EXTRACTED INFORMATION |
....
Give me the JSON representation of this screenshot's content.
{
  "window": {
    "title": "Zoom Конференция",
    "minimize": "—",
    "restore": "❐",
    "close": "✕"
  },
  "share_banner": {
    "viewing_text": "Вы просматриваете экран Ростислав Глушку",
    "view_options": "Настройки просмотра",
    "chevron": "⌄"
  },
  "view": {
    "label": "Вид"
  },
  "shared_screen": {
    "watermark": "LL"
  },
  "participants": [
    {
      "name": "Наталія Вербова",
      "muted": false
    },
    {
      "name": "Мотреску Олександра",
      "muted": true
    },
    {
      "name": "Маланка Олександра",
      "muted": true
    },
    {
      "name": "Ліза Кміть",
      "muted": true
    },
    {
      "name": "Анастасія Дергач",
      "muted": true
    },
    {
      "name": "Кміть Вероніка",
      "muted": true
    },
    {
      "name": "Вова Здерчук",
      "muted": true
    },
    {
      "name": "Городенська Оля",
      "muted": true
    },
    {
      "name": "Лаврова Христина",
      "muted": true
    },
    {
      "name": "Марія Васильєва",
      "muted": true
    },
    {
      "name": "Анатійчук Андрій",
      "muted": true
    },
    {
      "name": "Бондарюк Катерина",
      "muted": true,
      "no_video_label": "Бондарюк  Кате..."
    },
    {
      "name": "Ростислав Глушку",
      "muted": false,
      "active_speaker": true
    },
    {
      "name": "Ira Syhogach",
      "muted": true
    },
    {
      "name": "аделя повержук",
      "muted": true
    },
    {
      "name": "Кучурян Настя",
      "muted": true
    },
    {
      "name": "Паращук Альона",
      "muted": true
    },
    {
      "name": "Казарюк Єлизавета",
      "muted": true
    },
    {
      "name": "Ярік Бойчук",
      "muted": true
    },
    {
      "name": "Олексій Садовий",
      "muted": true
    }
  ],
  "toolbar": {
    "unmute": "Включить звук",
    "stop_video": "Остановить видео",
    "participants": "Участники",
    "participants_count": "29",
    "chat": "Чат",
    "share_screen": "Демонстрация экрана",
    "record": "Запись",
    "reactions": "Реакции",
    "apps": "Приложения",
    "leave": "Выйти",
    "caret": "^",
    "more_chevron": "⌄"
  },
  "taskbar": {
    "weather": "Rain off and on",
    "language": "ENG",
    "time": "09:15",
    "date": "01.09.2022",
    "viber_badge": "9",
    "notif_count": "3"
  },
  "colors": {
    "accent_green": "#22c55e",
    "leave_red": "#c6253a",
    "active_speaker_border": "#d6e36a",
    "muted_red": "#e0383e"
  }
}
....
WORK TO BE COMPLETED | Scan the material for lines with the word "Глушку", and copy each line you find.

TASK RESPONSE |
    "viewing_text": "Вы просматриваете экран Ростислав Глушку",
      "name": "Ростислав Глушку",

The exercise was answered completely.